**** DATA ENTRIES ****
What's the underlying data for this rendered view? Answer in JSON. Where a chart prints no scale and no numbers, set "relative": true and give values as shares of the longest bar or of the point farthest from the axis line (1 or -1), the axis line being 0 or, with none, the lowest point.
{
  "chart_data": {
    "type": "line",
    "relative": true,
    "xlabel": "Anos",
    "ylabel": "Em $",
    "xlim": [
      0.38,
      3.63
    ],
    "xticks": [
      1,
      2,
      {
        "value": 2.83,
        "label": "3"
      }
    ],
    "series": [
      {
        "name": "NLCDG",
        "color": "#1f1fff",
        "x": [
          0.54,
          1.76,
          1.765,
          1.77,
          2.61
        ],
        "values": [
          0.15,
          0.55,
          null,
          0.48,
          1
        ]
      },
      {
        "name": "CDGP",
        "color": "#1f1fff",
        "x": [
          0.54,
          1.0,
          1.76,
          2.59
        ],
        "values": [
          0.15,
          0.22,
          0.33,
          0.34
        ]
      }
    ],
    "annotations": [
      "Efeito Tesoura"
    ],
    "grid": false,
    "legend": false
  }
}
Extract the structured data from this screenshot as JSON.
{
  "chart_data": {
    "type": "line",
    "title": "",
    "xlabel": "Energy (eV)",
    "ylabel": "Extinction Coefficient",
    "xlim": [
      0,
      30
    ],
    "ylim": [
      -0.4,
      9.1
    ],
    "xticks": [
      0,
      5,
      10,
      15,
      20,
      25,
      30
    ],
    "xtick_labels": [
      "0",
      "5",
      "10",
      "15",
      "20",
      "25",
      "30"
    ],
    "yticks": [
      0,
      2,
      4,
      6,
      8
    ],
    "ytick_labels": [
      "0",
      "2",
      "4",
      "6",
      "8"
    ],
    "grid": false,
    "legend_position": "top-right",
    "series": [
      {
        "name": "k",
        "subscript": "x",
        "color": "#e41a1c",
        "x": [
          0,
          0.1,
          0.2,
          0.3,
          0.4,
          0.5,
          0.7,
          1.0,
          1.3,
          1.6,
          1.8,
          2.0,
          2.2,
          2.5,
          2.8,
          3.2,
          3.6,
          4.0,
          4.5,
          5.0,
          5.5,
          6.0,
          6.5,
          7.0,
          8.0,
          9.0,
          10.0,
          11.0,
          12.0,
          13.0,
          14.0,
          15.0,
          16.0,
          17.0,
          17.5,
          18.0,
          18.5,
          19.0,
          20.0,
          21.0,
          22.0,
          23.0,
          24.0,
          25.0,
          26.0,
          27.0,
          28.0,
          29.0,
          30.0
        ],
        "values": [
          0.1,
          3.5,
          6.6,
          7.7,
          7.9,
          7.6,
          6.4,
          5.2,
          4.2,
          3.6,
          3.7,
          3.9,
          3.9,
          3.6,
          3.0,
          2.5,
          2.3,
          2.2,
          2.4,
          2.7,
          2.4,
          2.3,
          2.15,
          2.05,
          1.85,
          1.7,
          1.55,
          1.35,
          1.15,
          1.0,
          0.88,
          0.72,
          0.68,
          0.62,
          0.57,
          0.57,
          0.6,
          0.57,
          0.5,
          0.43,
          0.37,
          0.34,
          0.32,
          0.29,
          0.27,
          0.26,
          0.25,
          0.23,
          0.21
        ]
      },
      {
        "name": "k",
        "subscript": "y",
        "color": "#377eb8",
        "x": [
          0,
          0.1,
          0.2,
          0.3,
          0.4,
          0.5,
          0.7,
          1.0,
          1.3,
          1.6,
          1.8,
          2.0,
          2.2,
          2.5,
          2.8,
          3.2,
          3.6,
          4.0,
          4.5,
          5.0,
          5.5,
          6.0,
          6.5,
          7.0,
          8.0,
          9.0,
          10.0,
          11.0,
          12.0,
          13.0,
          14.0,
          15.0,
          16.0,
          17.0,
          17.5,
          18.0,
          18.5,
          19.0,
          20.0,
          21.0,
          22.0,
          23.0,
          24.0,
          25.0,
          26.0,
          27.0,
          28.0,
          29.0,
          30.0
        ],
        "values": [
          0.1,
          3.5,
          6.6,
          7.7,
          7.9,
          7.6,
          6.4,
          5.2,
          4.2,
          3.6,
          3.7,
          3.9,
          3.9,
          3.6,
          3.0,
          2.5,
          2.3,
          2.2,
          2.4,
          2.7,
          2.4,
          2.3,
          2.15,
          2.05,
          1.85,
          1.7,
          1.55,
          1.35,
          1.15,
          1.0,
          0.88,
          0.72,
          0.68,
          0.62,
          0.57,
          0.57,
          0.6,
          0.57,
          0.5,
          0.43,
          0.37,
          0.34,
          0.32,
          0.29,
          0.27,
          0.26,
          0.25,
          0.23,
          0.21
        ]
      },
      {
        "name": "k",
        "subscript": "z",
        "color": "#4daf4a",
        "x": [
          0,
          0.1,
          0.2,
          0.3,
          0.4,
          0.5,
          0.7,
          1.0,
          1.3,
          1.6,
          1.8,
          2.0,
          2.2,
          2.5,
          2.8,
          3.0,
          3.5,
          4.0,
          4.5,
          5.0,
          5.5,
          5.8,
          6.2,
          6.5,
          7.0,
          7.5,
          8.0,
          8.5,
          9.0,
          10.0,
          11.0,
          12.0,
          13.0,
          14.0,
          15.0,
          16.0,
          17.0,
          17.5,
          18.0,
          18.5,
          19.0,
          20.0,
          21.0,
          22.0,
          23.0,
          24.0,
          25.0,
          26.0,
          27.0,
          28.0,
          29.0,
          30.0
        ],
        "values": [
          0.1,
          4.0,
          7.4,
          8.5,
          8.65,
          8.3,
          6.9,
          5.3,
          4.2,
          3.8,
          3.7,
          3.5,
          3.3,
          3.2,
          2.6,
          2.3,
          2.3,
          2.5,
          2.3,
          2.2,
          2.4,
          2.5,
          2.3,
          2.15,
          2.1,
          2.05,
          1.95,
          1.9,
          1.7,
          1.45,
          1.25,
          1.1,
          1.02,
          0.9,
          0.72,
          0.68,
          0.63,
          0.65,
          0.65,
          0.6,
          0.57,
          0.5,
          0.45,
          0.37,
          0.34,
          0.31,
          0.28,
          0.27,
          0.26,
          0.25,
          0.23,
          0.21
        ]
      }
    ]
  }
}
****
■ PROBLEM REQUIREMENTS ■
Copy out every line from the data above that has "relative" in it.

■ RESPONSE BELOW ■
What's the underlying data for this rendered view? Answer in JSON. Where a chart prints no scale and no numbers, set "relative": true and give values as shares of the longest bar or of the point farthest from the axis line (1 or -1), the axis line being 0 or, with none, the lowest point.
    "relative": true,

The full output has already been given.